▸ **Requirement**: Reproduce all of the data exactly.

▸ **Data listing**:
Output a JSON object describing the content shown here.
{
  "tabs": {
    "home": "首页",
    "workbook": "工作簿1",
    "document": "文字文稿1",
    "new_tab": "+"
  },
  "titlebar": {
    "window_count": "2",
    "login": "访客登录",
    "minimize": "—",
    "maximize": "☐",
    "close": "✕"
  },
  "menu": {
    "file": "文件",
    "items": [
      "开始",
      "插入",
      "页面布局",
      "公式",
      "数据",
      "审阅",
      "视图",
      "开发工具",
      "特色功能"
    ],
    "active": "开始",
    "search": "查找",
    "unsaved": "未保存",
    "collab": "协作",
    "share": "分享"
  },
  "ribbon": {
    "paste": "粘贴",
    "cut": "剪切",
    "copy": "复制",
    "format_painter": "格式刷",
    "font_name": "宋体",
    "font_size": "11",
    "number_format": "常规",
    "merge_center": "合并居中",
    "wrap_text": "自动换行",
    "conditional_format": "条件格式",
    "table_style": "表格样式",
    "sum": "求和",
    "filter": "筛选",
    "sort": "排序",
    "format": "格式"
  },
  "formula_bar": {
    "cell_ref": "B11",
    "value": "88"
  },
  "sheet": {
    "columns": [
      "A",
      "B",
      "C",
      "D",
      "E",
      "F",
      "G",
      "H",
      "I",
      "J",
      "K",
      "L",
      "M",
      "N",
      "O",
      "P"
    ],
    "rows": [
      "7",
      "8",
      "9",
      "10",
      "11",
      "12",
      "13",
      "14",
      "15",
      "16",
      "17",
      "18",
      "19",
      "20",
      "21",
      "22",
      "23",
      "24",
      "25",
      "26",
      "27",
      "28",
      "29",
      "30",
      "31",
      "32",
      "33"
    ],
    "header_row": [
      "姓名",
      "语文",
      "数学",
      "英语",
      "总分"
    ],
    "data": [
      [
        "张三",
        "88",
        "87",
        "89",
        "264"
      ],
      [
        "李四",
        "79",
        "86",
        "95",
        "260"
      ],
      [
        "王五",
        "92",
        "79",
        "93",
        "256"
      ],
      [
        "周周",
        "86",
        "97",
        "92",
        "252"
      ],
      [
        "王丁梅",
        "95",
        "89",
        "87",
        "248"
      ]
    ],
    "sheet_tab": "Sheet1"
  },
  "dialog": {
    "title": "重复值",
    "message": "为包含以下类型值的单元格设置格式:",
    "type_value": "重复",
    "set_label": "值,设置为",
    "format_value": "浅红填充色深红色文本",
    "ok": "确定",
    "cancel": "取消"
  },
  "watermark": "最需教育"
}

▸ **Response for this exercise**:
Output a JSON object describing the content shown here.
{
  "tabs": {
    "home": "首页",
    "workbook": "工作簿1",
    "document": "文字文稿1",
    "new_tab": "+"
  },
  "titlebar": {
    "window_count": "2",
    "login": "访客登录",
    "minimize": "—",
    "maximize": "☐",
    "close": "✕"
  },
  "menu": {
    "file": "文件",
    "items": [
      "开始",
      "插入",
      "页面布局",
      "公式",
      "数据",
      "审阅",
      "视图",
      "开发工具",
      "特色功能"
    ],
    "active": "开始",
    "search": "查找",
    "unsaved": "未保存",
    "collab": "协作",
    "share": "分享"
  },
  "ribbon": {
    "paste": "粘贴",
    "cut": "剪切",
    "copy": "复制",
    "format_painter": "格式刷",
    "font_name": "宋体",
    "font_size": "11",
    "number_format": "常规",
    "merge_center": "合并居中",
    "wrap_text": "自动换行",
    "conditional_format": "条件格式",
    "table_style": "表格样式",
    "sum": "求和",
    "filter": "筛选",
    "sort": "排序",
    "format": "格式"
  },
  "formula_bar": {
    "cell_ref": "B11",
    "value": "88"
  },
  "sheet": {
    "columns": [
      "A",
      "B",
      "C",
      "D",
      "E",
      "F",
      "G",
      "H",
      "I",
      "J",
      "K",
      "L",
      "M",
      "N",
      "O",
      "P"
    ],
    "rows": [
      "7",
      "8",
      "9",
      "10",
      "11",
      "12",
      "13",
      "14",
      "15",
      "16",
      "17",
      "18",
      "19",
      "20",
      "21",
      "22",
      "23",
      "24",
      "25",
      "26",
      "27",
      "28",
      "29",
      "30",
      "31",
      "32",
      "33"
    ],
    "header_row": [
      "姓名",
      "语文",
      "数学",
      "英语",
      "总分"
    ],
    "data": [
      [
        "张三",
        "88",
        "87",
        "89",
        "264"
      ],
      [
        "李四",
        "79",
        "86",
        "95",
        "260"
      ],
      [
        "王五",
        "92",
        "79",
        "93",
        "256"
      ],
      [
        "周周",
        "86",
        "97",
        "92",
        "252"
      ],
      [
        "王丁梅",
        "95",
        "89",
        "87",
        "248"
      ]
    ],
    "sheet_tab": "Sheet1"
  },
  "dialog": {
    "title": "重复值",
    "message": "为包含以下类型值的单元格设置格式:",
    "type_value": "重复",
    "set_label": "值,设置为",
    "format_value": "浅红填充色深红色文本",
    "ok": "确定",
    "cancel": "取消"
  },
  "watermark": "最需教育"
}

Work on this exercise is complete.